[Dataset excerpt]
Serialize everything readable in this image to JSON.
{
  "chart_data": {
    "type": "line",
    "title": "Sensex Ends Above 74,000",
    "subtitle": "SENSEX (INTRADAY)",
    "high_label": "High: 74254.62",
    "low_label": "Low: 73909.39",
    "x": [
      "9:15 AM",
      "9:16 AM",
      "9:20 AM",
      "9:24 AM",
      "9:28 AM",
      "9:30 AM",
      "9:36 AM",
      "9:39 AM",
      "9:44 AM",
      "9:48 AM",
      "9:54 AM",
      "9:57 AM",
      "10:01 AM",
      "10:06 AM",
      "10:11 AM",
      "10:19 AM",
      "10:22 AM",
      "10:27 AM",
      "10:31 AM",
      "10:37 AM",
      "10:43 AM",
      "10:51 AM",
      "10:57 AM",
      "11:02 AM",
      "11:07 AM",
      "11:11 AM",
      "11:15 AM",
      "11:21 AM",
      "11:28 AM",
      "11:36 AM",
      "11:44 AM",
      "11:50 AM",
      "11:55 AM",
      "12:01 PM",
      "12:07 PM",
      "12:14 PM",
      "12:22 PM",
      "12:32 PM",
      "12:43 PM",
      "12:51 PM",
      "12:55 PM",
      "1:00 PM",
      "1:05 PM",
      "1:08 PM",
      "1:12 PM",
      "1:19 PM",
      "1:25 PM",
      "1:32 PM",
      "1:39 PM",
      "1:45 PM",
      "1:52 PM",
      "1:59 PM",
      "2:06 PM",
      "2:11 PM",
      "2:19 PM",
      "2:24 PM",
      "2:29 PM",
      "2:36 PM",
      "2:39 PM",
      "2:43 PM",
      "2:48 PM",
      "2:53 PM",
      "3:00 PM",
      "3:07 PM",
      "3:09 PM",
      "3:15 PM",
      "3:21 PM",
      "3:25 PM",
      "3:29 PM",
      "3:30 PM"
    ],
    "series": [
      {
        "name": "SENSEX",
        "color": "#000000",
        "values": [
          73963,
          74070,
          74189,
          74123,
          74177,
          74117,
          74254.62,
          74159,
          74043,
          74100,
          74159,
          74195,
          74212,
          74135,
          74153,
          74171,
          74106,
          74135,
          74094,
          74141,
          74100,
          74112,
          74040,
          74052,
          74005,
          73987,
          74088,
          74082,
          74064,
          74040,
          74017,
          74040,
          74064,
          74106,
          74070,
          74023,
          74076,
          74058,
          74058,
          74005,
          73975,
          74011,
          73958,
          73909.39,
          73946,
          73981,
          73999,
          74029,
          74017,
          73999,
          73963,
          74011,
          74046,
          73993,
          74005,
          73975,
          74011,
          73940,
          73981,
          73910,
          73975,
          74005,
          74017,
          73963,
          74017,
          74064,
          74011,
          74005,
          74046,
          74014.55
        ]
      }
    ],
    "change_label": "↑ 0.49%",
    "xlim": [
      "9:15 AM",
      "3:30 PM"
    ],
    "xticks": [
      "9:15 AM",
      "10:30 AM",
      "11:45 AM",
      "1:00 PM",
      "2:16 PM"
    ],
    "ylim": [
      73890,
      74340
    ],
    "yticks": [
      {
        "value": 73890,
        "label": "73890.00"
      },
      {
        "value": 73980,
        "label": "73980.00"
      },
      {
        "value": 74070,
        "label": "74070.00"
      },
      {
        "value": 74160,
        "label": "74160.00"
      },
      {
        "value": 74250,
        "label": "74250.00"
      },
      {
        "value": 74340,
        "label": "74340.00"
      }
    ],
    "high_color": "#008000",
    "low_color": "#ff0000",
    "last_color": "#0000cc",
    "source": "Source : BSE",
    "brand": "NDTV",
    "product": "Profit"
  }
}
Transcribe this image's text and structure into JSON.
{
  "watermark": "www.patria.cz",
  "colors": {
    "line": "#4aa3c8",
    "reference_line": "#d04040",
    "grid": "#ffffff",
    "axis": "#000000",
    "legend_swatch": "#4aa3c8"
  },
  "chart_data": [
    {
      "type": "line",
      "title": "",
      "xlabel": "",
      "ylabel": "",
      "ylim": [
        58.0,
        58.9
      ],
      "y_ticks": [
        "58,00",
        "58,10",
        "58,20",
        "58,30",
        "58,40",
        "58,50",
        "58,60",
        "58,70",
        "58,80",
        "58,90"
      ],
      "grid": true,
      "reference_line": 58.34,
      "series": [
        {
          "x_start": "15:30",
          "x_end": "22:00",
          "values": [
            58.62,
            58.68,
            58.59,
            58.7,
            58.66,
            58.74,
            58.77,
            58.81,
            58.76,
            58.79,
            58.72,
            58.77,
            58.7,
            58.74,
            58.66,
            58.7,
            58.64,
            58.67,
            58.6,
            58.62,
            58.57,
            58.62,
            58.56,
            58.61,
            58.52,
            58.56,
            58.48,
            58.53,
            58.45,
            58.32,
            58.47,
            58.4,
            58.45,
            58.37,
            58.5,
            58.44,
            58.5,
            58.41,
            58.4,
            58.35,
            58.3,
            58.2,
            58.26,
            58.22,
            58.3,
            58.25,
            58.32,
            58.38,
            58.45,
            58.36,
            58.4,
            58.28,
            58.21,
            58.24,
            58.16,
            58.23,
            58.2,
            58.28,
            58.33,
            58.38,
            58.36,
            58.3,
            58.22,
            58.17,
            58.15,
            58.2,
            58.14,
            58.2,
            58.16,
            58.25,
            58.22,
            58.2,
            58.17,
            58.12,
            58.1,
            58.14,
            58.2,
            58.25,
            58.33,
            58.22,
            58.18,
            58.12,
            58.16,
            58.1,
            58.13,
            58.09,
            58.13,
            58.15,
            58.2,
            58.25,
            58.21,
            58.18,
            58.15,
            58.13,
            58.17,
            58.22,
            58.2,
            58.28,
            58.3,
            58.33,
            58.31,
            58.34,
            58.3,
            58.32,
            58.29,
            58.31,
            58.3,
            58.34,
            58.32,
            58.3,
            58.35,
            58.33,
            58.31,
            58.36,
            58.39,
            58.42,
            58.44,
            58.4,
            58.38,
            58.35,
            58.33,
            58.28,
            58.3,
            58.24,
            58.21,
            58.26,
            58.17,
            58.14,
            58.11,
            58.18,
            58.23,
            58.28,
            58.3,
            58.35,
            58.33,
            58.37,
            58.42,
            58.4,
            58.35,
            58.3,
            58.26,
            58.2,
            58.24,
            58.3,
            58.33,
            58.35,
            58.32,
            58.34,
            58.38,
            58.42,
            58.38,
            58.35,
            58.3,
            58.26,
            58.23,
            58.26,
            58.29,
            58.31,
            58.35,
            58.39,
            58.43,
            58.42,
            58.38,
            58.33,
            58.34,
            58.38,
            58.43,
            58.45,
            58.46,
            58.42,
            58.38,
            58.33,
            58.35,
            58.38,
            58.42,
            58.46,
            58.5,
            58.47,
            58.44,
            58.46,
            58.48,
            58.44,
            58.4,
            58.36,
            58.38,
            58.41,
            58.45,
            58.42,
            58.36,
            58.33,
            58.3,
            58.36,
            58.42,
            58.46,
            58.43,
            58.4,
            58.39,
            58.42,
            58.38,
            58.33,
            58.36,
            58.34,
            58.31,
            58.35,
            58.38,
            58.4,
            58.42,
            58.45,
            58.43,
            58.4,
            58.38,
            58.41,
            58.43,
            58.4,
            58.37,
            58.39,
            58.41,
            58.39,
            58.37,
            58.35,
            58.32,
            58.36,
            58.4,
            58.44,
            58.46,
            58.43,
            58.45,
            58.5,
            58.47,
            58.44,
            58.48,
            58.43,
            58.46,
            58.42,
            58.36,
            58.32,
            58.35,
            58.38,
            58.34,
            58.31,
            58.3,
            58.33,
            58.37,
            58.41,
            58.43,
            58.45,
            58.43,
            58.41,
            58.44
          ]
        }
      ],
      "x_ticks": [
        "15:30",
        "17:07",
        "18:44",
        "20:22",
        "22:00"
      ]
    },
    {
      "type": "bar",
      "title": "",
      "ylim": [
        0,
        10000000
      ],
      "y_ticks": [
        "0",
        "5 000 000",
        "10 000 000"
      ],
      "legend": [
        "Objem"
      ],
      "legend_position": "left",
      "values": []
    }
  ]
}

STATED TASK: Within the material above, find the lines that contain the word "image"; copy them.

TASK OUTPUT:
Serialize everything readable in this image to JSON.
Transcribe this image's text and structure into JSON.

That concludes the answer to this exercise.